--- Given request ---
Copy everything in the data below exactly except the pictures.
>> begin
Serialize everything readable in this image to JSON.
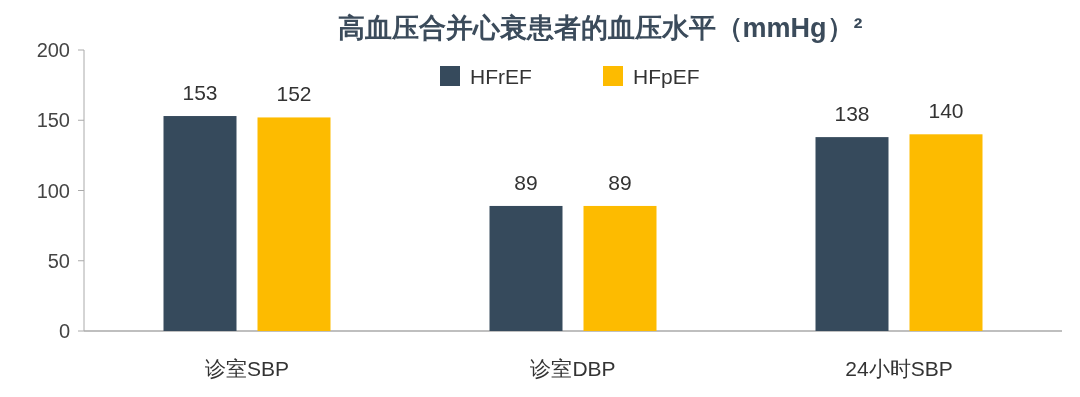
{
  "chart_data": {
    "type": "bar",
    "title": "高血压合并心衰患者的血压水平（mmHg）²",
    "categories": [
      "诊室SBP",
      "诊室DBP",
      "24小时SBP"
    ],
    "series": [
      {
        "name": "HFrEF",
        "color": "#364a5c",
        "values": [
          153,
          89,
          138
        ]
      },
      {
        "name": "HFpEF",
        "color": "#fdbb00",
        "values": [
          152,
          89,
          140
        ]
      }
    ],
    "ylim": [
      0,
      200
    ],
    "yticks": [
      0,
      50,
      100,
      150,
      200
    ],
    "data_labels": true,
    "legend": "top"
  }
}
>> end
--- Final answer ---
Serialize everything readable in this image to JSON.
{
  "chart_data": {
    "type": "bar",
    "title": "高血压合并心衰患者的血压水平（mmHg）²",
    "categories": [
      "诊室SBP",
      "诊室DBP",
      "24小时SBP"
    ],
    "series": [
      {
        "name": "HFrEF",
        "color": "#364a5c",
        "values": [
          153,
          89,
          138
        ]
      },
      {
        "name": "HFpEF",
        "color": "#fdbb00",
        "values": [
          152,
          89,
          140
        ]
      }
    ],
    "ylim": [
      0,
      200
    ],
    "yticks": [
      0,
      50,
      100,
      150,
      200
    ],
    "data_labels": true,
    "legend": "top"
  }
}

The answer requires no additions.